THE TASK
In how many lines of the data does the word "this" appear? Give the number by itself.
======== STORED RECORDS ========
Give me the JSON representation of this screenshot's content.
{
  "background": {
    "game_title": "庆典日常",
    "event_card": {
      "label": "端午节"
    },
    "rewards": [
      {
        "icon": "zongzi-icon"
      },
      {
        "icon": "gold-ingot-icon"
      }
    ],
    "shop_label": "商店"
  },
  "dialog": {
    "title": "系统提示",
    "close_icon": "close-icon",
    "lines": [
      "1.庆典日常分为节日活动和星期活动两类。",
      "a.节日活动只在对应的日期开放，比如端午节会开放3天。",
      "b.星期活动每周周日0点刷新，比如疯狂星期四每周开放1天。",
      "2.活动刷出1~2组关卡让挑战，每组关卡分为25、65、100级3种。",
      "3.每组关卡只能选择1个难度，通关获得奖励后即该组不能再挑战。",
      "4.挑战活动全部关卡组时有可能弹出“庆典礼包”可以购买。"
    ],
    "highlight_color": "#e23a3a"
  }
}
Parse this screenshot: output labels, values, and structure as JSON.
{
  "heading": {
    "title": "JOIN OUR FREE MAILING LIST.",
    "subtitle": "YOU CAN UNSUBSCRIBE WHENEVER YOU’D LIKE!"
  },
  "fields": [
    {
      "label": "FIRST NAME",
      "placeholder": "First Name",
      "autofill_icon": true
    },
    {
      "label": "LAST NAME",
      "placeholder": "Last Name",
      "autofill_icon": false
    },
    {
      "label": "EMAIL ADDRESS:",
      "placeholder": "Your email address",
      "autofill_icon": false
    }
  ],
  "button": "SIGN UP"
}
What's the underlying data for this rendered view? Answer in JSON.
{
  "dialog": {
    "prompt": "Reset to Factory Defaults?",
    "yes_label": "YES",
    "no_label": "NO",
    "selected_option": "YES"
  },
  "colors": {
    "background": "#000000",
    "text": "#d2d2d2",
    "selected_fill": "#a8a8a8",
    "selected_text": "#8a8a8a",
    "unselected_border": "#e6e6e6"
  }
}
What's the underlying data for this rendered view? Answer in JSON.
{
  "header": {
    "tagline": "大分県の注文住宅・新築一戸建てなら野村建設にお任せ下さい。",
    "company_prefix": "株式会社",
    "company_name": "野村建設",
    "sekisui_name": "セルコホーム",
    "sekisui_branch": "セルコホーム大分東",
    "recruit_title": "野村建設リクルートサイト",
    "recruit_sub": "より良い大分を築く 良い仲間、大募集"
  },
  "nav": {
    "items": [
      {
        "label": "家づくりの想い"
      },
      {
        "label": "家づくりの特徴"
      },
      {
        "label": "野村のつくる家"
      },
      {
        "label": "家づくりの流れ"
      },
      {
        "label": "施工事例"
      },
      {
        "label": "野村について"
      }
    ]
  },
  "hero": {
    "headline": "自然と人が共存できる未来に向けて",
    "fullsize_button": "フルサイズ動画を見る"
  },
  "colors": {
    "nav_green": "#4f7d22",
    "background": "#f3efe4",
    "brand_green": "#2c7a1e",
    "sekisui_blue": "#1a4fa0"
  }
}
========
ANSWER TO THE TASK
4